### Input material
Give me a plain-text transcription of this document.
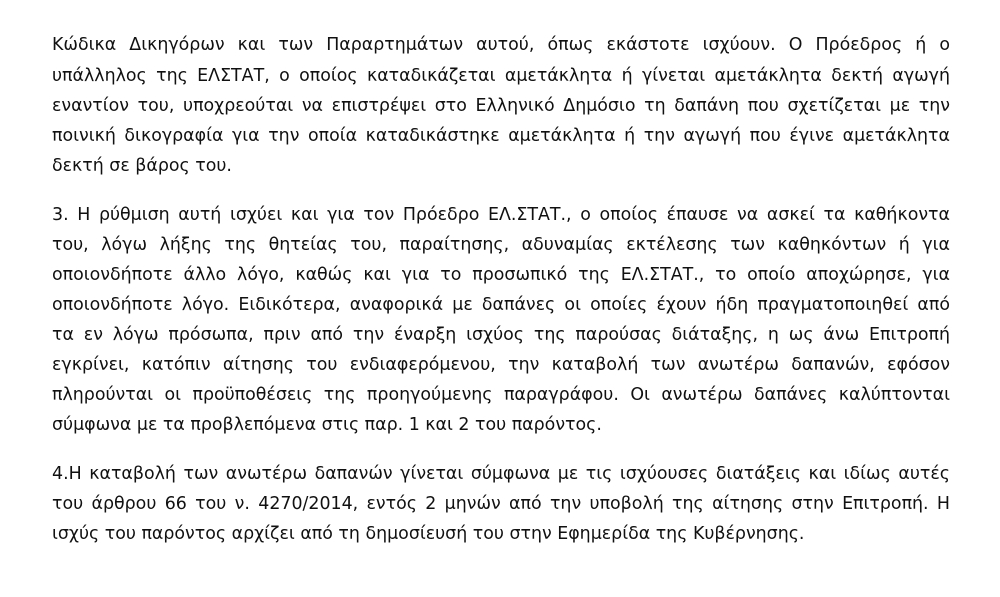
Κώδικα Δικηγόρων και των Παραρτημάτων αυτού, όπως εκάστοτε ισχύουν. Ο Πρόεδρος ή ο

υπάλληλος της ΕΛΣΤΑΤ, ο οποίος καταδικάζεται αμετάκλητα ή γίνεται αμετάκλητα δεκτή αγωγή

εναντίον του, υποχρεούται να επιστρέψει στο Ελληνικό Δημόσιο τη δαπάνη που σχετίζεται με την

ποινική δικογραφία για την οποία καταδικάστηκε αμετάκλητα ή την αγωγή που έγινε αμετάκλητα

δεκτή σε βάρος του.

3. Η ρύθμιση αυτή ισχύει και για τον Πρόεδρο ΕΛ.ΣΤΑΤ., ο οποίος έπαυσε να ασκεί τα καθήκοντα

του, λόγω λήξης της θητείας του, παραίτησης, αδυναμίας εκτέλεσης των καθηκόντων ή για

οποιονδήποτε άλλο λόγο, καθώς και για το προσωπικό της ΕΛ.ΣΤΑΤ., το οποίο αποχώρησε, για

οποιονδήποτε λόγο. Ειδικότερα, αναφορικά με δαπάνες οι οποίες έχουν ήδη πραγματοποιηθεί από

τα εν λόγω πρόσωπα, πριν από την έναρξη ισχύος της παρούσας διάταξης, η ως άνω Επιτροπή

εγκρίνει, κατόπιν αίτησης του ενδιαφερόμενου, την καταβολή των ανωτέρω δαπανών, εφόσον

πληρούνται οι προϋποθέσεις της προηγούμενης παραγράφου. Οι ανωτέρω δαπάνες καλύπτονται

σύμφωνα με τα προβλεπόμενα στις παρ. 1 και 2 του παρόντος.

4.Η καταβολή των ανωτέρω δαπανών γίνεται σύμφωνα με τις ισχύουσες διατάξεις και ιδίως αυτές

του άρθρου 66 του ν. 4270/2014, εντός 2 μηνών από την υποβολή της αίτησης στην Επιτροπή. Η

ισχύς του παρόντος αρχίζει από τη δημοσίευσή του στην Εφημερίδα της Κυβέρνησης.
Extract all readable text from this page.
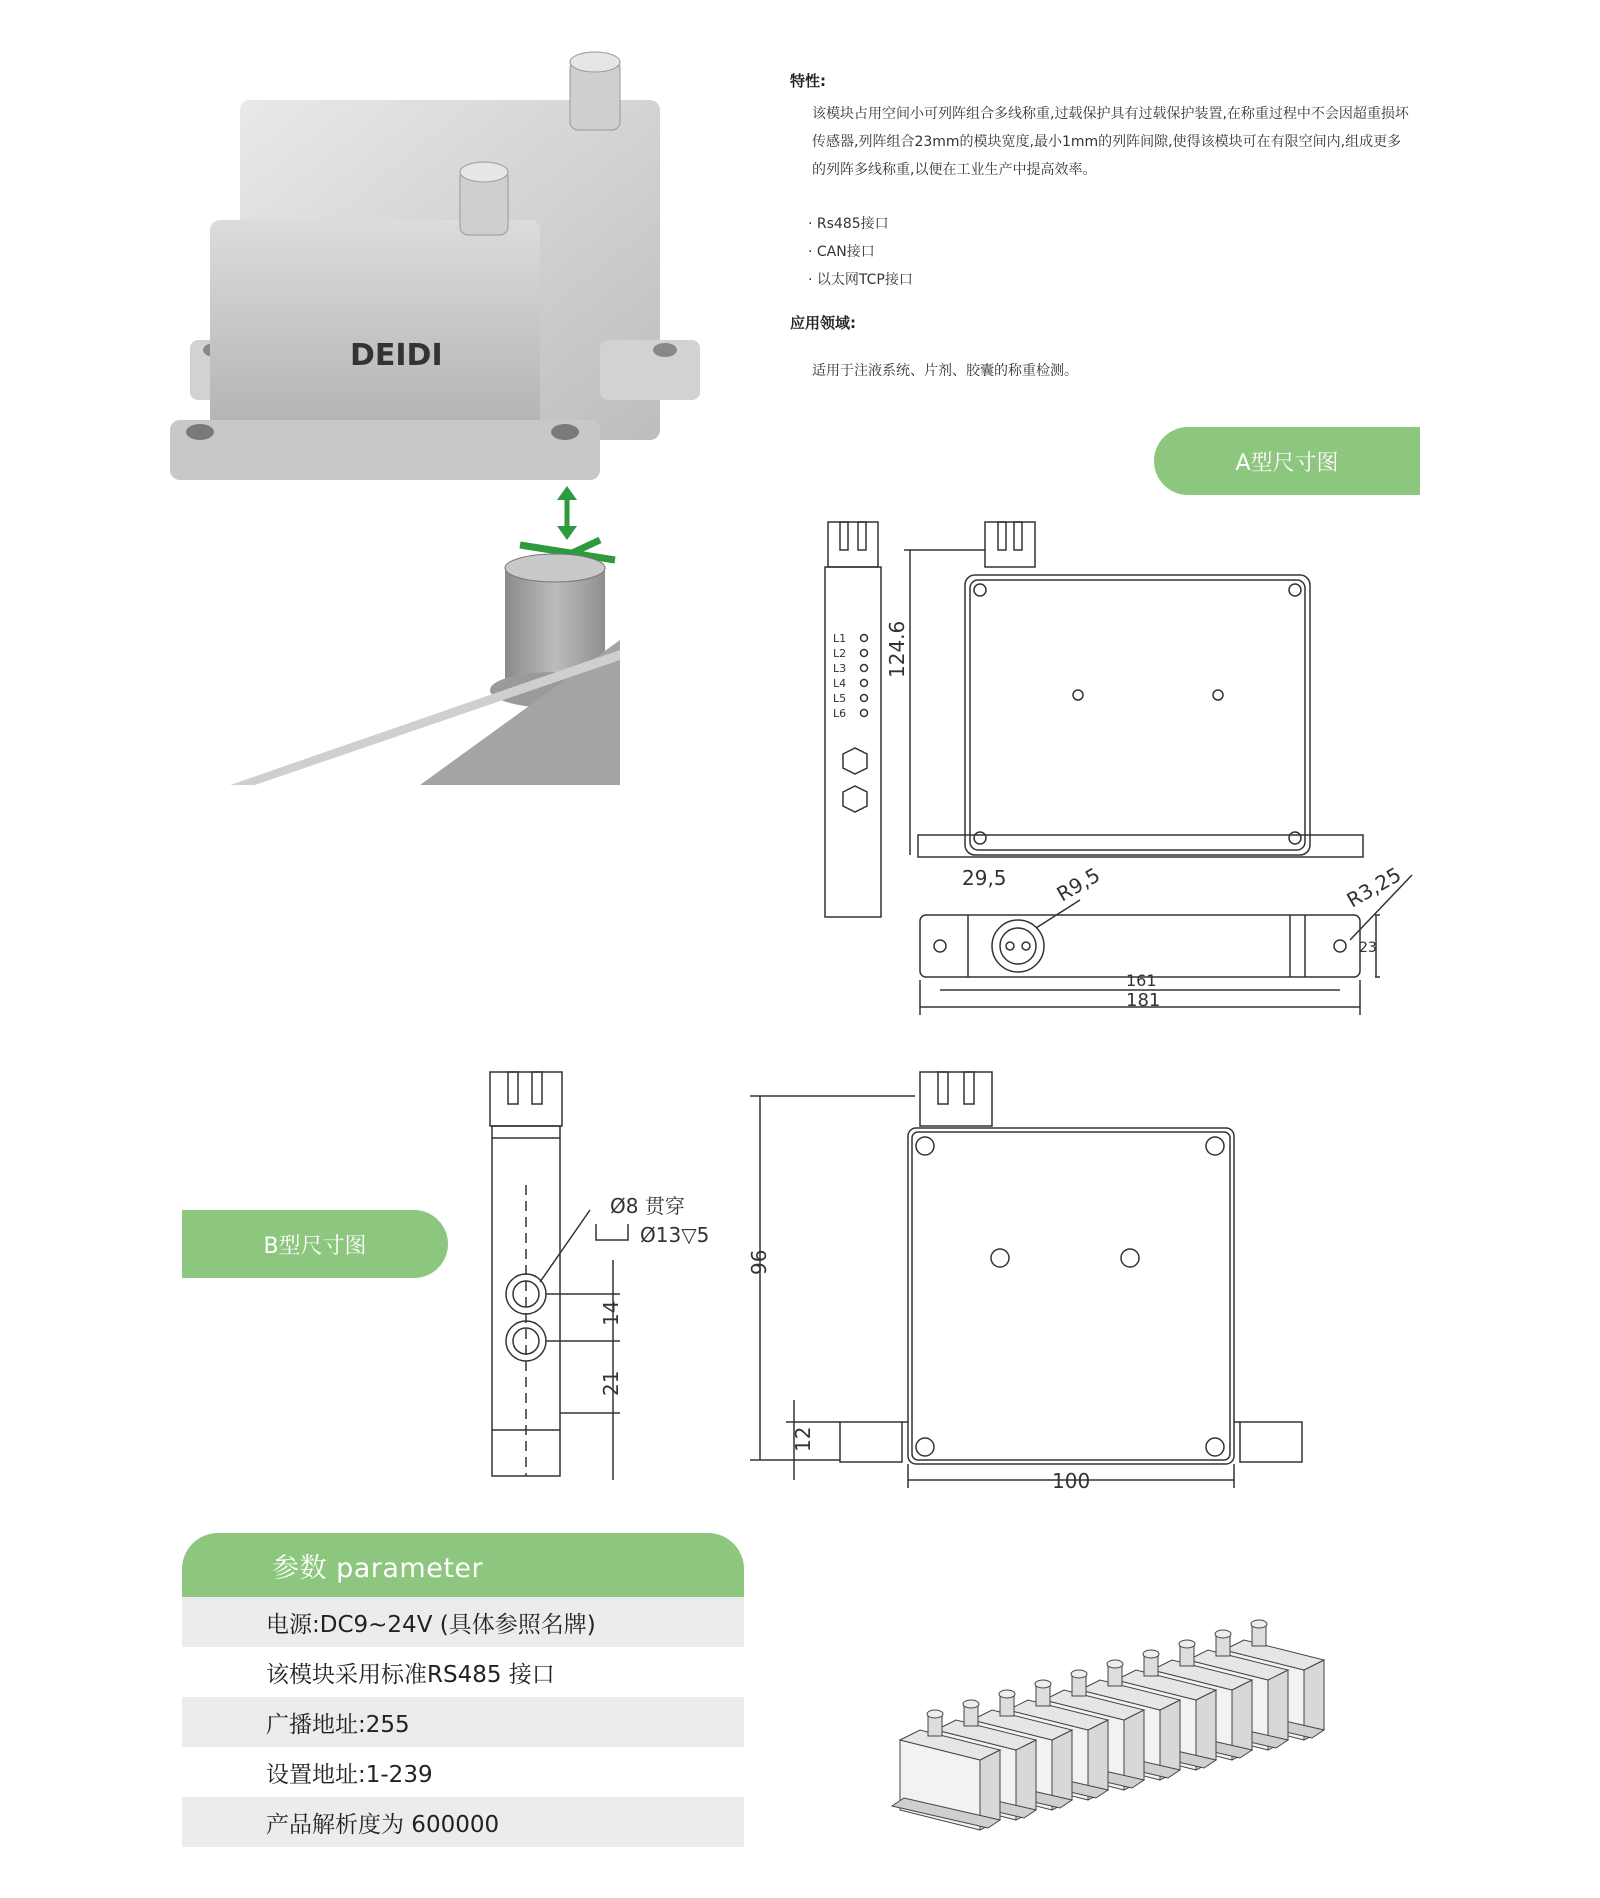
DEIDI
特性:
该模块占用空间小可列阵组合多线称重,过载保护具有过载保护装置,在称重过程中不会因超重损坏传感器,列阵组合23mm的模块宽度,最小1mm的列阵间隙,使得该模块可在有限空间内,组成更多的列阵多线称重,以便在工业生产中提高效率。
· Rs485接口
· CAN接口
· 以太网TCP接口
应用领域:
适用于注液系统、片剂、胶囊的称重检测。
A型尺寸图
L1
L2
L3
L4
L5
L6
124.6
29,5 R9,5	R3,25
161
181
23
B型尺寸图
Ø8 贯穿
Ø13▽5
14
21
96
12
100
参数 parameter
电源:DC9~24V (具体参照名牌)
该模块采用标准RS485 接口
广播地址:255
设置地址:1-239
产品解析度为 600000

### Work to do
The material above holds pictures; copy everything else in it exactly.

### The solution
Give me a plain-text transcription of this document.
Κώδικα Δικηγόρων και των Παραρτημάτων αυτού, όπως εκάστοτε ισχύουν. Ο Πρόεδρος ή ο

υπάλληλος της ΕΛΣΤΑΤ, ο οποίος καταδικάζεται αμετάκλητα ή γίνεται αμετάκλητα δεκτή αγωγή

εναντίον του, υποχρεούται να επιστρέψει στο Ελληνικό Δημόσιο τη δαπάνη που σχετίζεται με την

ποινική δικογραφία για την οποία καταδικάστηκε αμετάκλητα ή την αγωγή που έγινε αμετάκλητα

δεκτή σε βάρος του.

3. Η ρύθμιση αυτή ισχύει και για τον Πρόεδρο ΕΛ.ΣΤΑΤ., ο οποίος έπαυσε να ασκεί τα καθήκοντα

του, λόγω λήξης της θητείας του, παραίτησης, αδυναμίας εκτέλεσης των καθηκόντων ή για

οποιονδήποτε άλλο λόγο, καθώς και για το προσωπικό της ΕΛ.ΣΤΑΤ., το οποίο αποχώρησε, για

οποιονδήποτε λόγο. Ειδικότερα, αναφορικά με δαπάνες οι οποίες έχουν ήδη πραγματοποιηθεί από

τα εν λόγω πρόσωπα, πριν από την έναρξη ισχύος της παρούσας διάταξης, η ως άνω Επιτροπή

εγκρίνει, κατόπιν αίτησης του ενδιαφερόμενου, την καταβολή των ανωτέρω δαπανών, εφόσον

πληρούνται οι προϋποθέσεις της προηγούμενης παραγράφου. Οι ανωτέρω δαπάνες καλύπτονται

σύμφωνα με τα προβλεπόμενα στις παρ. 1 και 2 του παρόντος.

4.Η καταβολή των ανωτέρω δαπανών γίνεται σύμφωνα με τις ισχύουσες διατάξεις και ιδίως αυτές

του άρθρου 66 του ν. 4270/2014, εντός 2 μηνών από την υποβολή της αίτησης στην Επιτροπή. Η

ισχύς του παρόντος αρχίζει από τη δημοσίευσή του στην Εφημερίδα της Κυβέρνησης.
Extract all readable text from this page.
DEIDI
特性:
该模块占用空间小可列阵组合多线称重,过载保护具有过载保护装置,在称重过程中不会因超重损坏传感器,列阵组合23mm的模块宽度,最小1mm的列阵间隙,使得该模块可在有限空间内,组成更多的列阵多线称重,以便在工业生产中提高效率。
· Rs485接口
· CAN接口
· 以太网TCP接口
应用领域:
适用于注液系统、片剂、胶囊的称重检测。
A型尺寸图
L1
L2
L3
L4
L5
L6
124.6
29,5 R9,5	R3,25
161
181
23
B型尺寸图
Ø8 贯穿
Ø13▽5
14
21
96
12
100
参数 parameter
电源:DC9~24V (具体参照名牌)
该模块采用标准RS485 接口
广播地址:255
设置地址:1-239
产品解析度为 600000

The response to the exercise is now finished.